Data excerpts
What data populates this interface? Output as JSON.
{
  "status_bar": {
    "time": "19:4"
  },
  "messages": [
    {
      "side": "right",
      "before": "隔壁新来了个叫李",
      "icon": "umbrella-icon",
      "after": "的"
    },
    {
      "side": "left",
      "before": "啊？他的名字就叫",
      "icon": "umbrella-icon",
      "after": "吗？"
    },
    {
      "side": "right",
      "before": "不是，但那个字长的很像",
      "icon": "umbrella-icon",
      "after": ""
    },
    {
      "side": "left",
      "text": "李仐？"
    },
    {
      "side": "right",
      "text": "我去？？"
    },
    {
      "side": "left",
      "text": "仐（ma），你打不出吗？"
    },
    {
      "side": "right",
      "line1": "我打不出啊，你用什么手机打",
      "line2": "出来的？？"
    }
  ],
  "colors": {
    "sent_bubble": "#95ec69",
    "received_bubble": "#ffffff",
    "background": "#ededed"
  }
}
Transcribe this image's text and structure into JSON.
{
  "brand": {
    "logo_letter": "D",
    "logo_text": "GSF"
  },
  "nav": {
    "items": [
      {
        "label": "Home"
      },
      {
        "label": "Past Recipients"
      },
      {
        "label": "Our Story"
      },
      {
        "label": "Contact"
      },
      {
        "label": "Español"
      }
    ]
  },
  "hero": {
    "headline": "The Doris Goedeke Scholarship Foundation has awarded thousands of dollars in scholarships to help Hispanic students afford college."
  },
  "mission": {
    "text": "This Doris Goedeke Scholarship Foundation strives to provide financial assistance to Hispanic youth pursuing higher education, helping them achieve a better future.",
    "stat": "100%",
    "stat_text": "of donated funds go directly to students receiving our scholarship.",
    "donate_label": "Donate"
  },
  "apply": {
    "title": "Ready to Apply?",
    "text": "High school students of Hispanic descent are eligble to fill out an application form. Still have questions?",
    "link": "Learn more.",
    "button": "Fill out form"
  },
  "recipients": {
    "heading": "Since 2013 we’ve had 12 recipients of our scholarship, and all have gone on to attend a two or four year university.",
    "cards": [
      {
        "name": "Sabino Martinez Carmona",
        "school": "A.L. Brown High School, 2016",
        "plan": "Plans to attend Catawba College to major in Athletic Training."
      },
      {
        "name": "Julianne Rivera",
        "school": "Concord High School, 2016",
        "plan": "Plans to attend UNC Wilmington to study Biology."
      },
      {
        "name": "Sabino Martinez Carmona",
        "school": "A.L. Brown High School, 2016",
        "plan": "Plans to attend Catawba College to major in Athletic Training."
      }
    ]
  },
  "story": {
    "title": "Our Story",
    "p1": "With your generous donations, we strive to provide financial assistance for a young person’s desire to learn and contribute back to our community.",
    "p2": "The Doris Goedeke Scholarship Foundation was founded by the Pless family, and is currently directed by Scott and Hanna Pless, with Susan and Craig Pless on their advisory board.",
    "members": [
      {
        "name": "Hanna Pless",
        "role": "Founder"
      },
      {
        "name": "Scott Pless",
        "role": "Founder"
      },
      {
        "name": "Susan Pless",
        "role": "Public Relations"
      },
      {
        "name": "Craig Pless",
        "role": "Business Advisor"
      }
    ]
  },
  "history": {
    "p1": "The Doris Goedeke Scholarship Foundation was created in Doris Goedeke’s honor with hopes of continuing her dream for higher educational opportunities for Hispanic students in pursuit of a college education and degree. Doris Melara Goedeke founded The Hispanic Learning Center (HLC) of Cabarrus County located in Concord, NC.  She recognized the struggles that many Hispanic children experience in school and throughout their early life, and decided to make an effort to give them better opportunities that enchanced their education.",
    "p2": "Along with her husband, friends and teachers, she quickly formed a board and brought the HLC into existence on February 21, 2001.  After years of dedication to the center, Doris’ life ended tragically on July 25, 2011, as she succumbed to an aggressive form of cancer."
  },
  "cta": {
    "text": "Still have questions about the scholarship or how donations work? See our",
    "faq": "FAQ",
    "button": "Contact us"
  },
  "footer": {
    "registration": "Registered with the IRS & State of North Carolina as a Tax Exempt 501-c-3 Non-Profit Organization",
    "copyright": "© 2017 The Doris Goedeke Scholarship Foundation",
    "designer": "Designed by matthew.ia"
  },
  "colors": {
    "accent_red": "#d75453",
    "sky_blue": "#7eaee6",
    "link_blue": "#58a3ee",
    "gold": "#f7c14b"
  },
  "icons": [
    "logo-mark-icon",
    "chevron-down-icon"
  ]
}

▶ **Exercise details**
Make an exact copy of the material above.

▶ **Output below**
What data populates this interface? Output as JSON.
{
  "status_bar": {
    "time": "19:4"
  },
  "messages": [
    {
      "side": "right",
      "before": "隔壁新来了个叫李",
      "icon": "umbrella-icon",
      "after": "的"
    },
    {
      "side": "left",
      "before": "啊？他的名字就叫",
      "icon": "umbrella-icon",
      "after": "吗？"
    },
    {
      "side": "right",
      "before": "不是，但那个字长的很像",
      "icon": "umbrella-icon",
      "after": ""
    },
    {
      "side": "left",
      "text": "李仐？"
    },
    {
      "side": "right",
      "text": "我去？？"
    },
    {
      "side": "left",
      "text": "仐（ma），你打不出吗？"
    },
    {
      "side": "right",
      "line1": "我打不出啊，你用什么手机打",
      "line2": "出来的？？"
    }
  ],
  "colors": {
    "sent_bubble": "#95ec69",
    "received_bubble": "#ffffff",
    "background": "#ededed"
  }
}
Transcribe this image's text and structure into JSON.
{
  "brand": {
    "logo_letter": "D",
    "logo_text": "GSF"
  },
  "nav": {
    "items": [
      {
        "label": "Home"
      },
      {
        "label": "Past Recipients"
      },
      {
        "label": "Our Story"
      },
      {
        "label": "Contact"
      },
      {
        "label": "Español"
      }
    ]
  },
  "hero": {
    "headline": "The Doris Goedeke Scholarship Foundation has awarded thousands of dollars in scholarships to help Hispanic students afford college."
  },
  "mission": {
    "text": "This Doris Goedeke Scholarship Foundation strives to provide financial assistance to Hispanic youth pursuing higher education, helping them achieve a better future.",
    "stat": "100%",
    "stat_text": "of donated funds go directly to students receiving our scholarship.",
    "donate_label": "Donate"
  },
  "apply": {
    "title": "Ready to Apply?",
    "text": "High school students of Hispanic descent are eligble to fill out an application form. Still have questions?",
    "link": "Learn more.",
    "button": "Fill out form"
  },
  "recipients": {
    "heading": "Since 2013 we’ve had 12 recipients of our scholarship, and all have gone on to attend a two or four year university.",
    "cards": [
      {
        "name": "Sabino Martinez Carmona",
        "school": "A.L. Brown High School, 2016",
        "plan": "Plans to attend Catawba College to major in Athletic Training."
      },
      {
        "name": "Julianne Rivera",
        "school": "Concord High School, 2016",
        "plan": "Plans to attend UNC Wilmington to study Biology."
      },
      {
        "name": "Sabino Martinez Carmona",
        "school": "A.L. Brown High School, 2016",
        "plan": "Plans to attend Catawba College to major in Athletic Training."
      }
    ]
  },
  "story": {
    "title": "Our Story",
    "p1": "With your generous donations, we strive to provide financial assistance for a young person’s desire to learn and contribute back to our community.",
    "p2": "The Doris Goedeke Scholarship Foundation was founded by the Pless family, and is currently directed by Scott and Hanna Pless, with Susan and Craig Pless on their advisory board.",
    "members": [
      {
        "name": "Hanna Pless",
        "role": "Founder"
      },
      {
        "name": "Scott Pless",
        "role": "Founder"
      },
      {
        "name": "Susan Pless",
        "role": "Public Relations"
      },
      {
        "name": "Craig Pless",
        "role": "Business Advisor"
      }
    ]
  },
  "history": {
    "p1": "The Doris Goedeke Scholarship Foundation was created in Doris Goedeke’s honor with hopes of continuing her dream for higher educational opportunities for Hispanic students in pursuit of a college education and degree. Doris Melara Goedeke founded The Hispanic Learning Center (HLC) of Cabarrus County located in Concord, NC.  She recognized the struggles that many Hispanic children experience in school and throughout their early life, and decided to make an effort to give them better opportunities that enchanced their education.",
    "p2": "Along with her husband, friends and teachers, she quickly formed a board and brought the HLC into existence on February 21, 2001.  After years of dedication to the center, Doris’ life ended tragically on July 25, 2011, as she succumbed to an aggressive form of cancer."
  },
  "cta": {
    "text": "Still have questions about the scholarship or how donations work? See our",
    "faq": "FAQ",
    "button": "Contact us"
  },
  "footer": {
    "registration": "Registered with the IRS & State of North Carolina as a Tax Exempt 501-c-3 Non-Profit Organization",
    "copyright": "© 2017 The Doris Goedeke Scholarship Foundation",
    "designer": "Designed by matthew.ia"
  },
  "colors": {
    "accent_red": "#d75453",
    "sky_blue": "#7eaee6",
    "link_blue": "#58a3ee",
    "gold": "#f7c14b"
  },
  "icons": [
    "logo-mark-icon",
    "chevron-down-icon"
  ]
}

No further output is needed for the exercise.